**Text segment**
Longview Fire Chief Brad Hanning said the department teamed up with Cowlitz 2 about a decade ago to provide Nippon services because Longview Fire could not handle covering the site alone.

Hanning reiterated that Nippon is treated the same as property inside the Longview Fire district, which covers nearly 15 square miles of urban and suburban areas in Longview, occupied by 36,100 citizens.

“We prioritize based on life safety first,” he said, “and prioritization happens within a city and outside; both our contracted areas are treated the same.”

Koreis added that the negotiating team has proposed adding language to Nippon’s agreement to show the facility is treated equally.

Hanning also read a statement by Koreis at the Oct. 30 meeting, stating the annexation would lead to reduced funding for Longview Fire, potentially resulting in budget cuts that affect specialized industrial training.

The training is “critical to ensuring the safety of our personnel and the effectiveness of our response during emergencies at Nippon,” the statement reads.

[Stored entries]
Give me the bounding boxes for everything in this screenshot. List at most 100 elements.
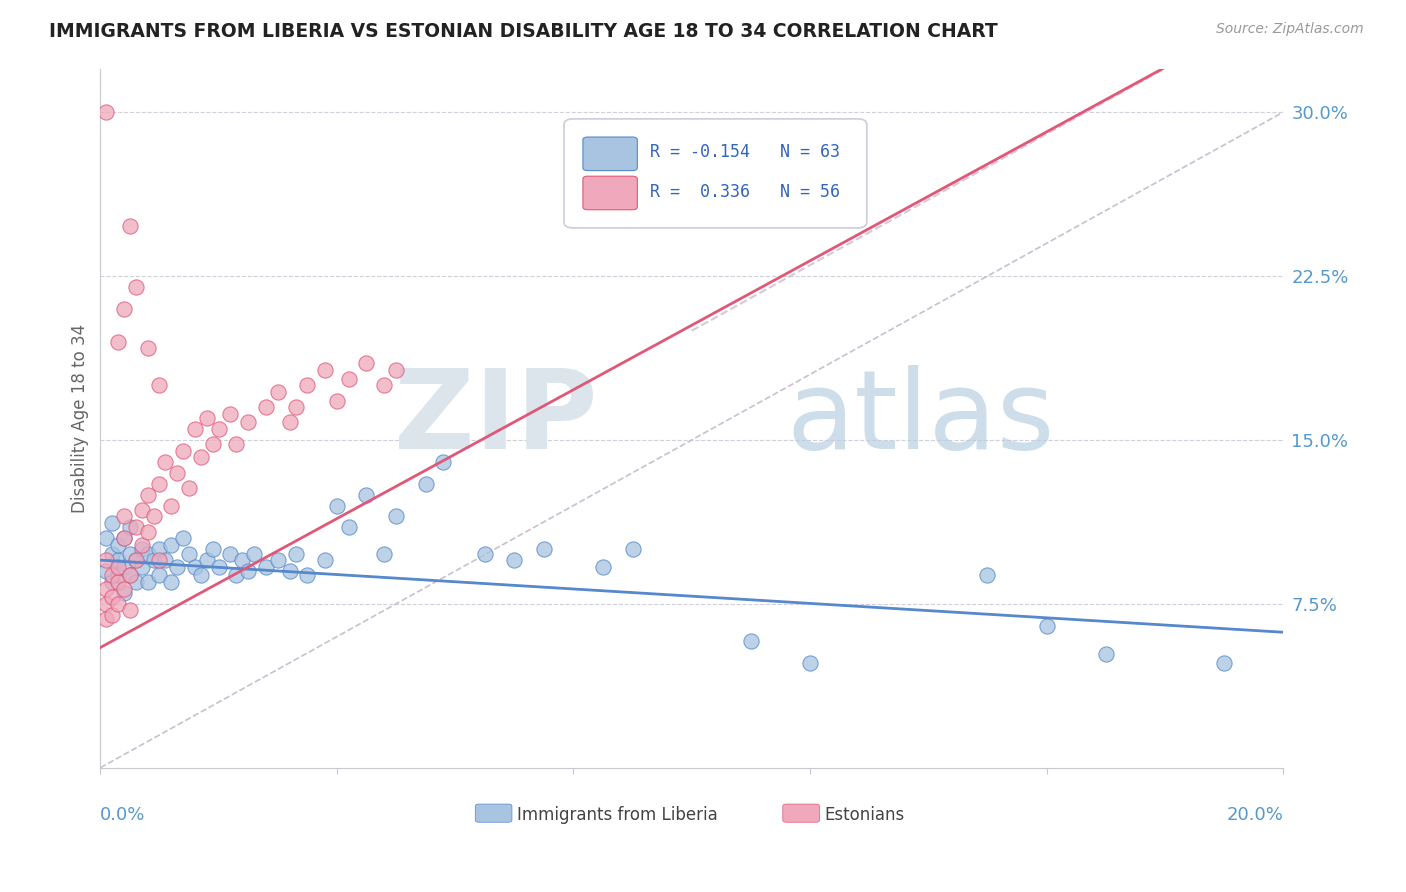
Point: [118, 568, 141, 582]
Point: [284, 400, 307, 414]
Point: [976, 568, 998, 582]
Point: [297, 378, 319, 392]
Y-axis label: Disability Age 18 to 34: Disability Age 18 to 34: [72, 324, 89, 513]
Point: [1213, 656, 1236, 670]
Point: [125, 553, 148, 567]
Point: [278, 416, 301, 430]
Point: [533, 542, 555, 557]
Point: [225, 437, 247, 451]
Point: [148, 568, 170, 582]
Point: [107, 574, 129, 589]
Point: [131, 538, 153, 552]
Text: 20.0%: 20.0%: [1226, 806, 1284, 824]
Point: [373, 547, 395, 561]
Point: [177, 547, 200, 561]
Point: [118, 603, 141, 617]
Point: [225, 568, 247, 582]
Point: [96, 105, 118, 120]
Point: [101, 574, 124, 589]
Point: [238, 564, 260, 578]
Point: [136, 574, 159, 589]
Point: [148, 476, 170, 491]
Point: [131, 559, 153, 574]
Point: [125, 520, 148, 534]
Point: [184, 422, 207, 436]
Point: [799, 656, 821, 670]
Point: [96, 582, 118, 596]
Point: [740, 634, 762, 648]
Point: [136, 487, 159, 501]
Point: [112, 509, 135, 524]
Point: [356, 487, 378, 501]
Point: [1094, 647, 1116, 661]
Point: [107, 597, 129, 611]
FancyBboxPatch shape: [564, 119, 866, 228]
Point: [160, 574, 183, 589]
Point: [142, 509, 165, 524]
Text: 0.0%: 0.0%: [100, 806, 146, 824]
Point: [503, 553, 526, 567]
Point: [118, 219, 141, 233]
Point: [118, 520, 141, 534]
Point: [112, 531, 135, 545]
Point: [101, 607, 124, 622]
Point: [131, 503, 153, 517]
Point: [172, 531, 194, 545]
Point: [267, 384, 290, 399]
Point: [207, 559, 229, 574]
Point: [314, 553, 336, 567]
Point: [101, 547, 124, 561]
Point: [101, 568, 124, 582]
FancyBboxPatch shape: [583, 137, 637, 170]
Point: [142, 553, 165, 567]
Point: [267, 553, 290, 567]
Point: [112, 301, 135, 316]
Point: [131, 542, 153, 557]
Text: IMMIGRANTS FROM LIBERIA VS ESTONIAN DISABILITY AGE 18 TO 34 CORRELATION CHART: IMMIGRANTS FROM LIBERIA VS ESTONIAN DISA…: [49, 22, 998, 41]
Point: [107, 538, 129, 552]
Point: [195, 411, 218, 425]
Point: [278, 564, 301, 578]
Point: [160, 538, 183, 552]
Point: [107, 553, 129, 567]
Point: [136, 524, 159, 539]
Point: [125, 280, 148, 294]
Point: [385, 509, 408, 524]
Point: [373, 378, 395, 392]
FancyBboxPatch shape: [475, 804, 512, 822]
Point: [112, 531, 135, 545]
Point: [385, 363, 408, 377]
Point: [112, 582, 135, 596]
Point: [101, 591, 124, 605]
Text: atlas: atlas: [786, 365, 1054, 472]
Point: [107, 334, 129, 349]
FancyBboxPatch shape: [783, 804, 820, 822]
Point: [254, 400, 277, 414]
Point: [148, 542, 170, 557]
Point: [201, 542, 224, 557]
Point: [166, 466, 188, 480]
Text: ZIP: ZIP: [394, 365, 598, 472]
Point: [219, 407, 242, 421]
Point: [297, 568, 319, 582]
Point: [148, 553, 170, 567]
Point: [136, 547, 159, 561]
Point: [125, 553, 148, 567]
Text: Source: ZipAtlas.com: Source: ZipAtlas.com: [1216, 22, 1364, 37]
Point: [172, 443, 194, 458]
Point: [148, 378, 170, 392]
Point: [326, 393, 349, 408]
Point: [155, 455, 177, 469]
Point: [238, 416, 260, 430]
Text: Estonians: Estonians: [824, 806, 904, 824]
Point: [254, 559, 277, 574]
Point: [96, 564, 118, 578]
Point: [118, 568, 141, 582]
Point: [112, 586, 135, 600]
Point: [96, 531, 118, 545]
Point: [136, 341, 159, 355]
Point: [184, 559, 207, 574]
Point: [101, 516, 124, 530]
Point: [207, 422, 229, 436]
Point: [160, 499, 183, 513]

...

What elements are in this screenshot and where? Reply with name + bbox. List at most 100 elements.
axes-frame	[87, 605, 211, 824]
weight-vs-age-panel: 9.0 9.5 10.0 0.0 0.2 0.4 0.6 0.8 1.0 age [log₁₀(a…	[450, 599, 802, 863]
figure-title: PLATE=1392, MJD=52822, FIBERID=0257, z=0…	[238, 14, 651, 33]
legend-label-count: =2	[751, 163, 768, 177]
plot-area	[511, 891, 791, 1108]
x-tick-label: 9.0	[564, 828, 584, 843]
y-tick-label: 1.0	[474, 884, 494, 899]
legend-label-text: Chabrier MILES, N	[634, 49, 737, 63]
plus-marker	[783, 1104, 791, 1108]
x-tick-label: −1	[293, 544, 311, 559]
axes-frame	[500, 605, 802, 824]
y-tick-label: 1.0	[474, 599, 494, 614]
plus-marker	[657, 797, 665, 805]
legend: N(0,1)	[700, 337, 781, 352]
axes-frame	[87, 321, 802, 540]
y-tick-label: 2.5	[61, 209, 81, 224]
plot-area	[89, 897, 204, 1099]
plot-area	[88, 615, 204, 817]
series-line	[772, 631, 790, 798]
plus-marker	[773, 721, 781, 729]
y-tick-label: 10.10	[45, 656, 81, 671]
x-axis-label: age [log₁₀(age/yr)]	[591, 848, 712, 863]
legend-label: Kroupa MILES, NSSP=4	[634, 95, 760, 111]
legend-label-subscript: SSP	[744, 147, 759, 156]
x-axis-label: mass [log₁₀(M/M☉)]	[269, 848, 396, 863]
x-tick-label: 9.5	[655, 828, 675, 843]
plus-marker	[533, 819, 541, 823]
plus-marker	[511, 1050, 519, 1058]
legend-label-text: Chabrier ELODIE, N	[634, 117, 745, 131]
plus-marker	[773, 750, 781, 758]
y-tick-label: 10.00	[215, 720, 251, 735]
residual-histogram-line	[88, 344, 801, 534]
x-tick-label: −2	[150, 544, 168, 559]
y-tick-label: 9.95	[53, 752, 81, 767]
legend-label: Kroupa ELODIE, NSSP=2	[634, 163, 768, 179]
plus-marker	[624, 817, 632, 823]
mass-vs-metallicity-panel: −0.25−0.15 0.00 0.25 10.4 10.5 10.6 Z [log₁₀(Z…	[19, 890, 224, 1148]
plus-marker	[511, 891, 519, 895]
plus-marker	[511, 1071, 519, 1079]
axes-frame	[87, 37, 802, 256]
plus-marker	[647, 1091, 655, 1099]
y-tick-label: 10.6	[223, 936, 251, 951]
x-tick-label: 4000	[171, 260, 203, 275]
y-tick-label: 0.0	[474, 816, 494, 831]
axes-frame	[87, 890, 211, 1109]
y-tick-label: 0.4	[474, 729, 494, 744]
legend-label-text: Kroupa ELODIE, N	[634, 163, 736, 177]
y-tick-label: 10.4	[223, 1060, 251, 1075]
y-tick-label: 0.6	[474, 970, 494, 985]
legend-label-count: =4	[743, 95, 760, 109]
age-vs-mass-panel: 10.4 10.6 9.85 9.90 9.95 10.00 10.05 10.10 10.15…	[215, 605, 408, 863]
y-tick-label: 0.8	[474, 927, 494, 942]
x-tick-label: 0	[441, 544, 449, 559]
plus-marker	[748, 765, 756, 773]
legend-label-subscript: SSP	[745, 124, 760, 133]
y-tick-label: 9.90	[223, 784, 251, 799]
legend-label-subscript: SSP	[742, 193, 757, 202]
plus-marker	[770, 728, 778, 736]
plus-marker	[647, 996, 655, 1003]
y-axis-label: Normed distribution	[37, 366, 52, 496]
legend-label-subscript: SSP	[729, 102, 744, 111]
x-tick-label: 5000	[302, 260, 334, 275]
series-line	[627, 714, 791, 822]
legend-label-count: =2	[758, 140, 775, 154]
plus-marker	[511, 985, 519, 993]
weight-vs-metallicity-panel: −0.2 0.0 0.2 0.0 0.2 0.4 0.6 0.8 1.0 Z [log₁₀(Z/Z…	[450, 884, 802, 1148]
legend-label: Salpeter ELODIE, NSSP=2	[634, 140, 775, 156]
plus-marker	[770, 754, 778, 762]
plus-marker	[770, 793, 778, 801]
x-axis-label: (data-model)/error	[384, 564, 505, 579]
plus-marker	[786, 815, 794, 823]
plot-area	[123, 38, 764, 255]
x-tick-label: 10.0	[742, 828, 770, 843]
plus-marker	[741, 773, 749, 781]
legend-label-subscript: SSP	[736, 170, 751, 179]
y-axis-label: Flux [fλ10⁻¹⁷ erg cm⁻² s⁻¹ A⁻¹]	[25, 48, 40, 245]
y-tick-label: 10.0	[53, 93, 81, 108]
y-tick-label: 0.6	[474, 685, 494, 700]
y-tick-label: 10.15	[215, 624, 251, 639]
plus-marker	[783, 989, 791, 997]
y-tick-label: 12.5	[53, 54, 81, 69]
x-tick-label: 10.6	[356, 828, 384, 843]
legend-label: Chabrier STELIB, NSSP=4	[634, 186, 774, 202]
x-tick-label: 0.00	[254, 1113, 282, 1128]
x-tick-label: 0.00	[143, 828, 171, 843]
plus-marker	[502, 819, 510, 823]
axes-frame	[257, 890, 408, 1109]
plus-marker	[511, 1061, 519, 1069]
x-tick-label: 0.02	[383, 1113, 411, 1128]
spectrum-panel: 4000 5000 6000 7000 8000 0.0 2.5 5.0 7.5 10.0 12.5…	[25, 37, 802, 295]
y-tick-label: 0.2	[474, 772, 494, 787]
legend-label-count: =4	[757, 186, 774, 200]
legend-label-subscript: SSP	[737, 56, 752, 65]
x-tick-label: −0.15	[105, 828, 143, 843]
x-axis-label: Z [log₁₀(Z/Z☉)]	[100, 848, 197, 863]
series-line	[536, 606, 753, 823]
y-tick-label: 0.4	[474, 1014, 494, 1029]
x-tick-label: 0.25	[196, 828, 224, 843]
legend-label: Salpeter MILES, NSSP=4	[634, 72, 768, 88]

--

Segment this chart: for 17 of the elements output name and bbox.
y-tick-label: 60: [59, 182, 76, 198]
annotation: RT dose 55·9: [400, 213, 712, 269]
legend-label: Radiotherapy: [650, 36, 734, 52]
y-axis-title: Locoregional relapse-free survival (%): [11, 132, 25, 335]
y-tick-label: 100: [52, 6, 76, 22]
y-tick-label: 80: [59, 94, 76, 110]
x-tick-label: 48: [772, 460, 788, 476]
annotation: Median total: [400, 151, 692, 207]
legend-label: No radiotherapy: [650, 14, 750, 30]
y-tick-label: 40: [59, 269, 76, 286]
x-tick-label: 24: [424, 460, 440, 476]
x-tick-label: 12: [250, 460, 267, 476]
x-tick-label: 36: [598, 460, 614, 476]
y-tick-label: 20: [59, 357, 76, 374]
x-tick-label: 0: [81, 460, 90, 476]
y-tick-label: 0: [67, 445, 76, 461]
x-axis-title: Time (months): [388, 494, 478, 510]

**Objective**
Write what comes next in the passage on Longview Fire's coverage of the Nippon site, starting after its final sentence. The lines above are not needed.

**Right answer**
Dave Lamb, a firefighter from the Longview Fire Department, said officials are aware that neither Longview Fire nor Cowlitz 2 could handle the facility alone.

The Washington State Department of Ecology reports Nippon’s Longview pulp and paper mill has 550 employees, and makes about 280,000 tons of bleached liquid packaging paperboard and wetlap and slush pulp each year.

The liquid packaging plant has about 450 employees.

“We’ve known for a long time that there is absolutely no way that one department can do this job and that’s how we landed on the contract service agreement,” he said.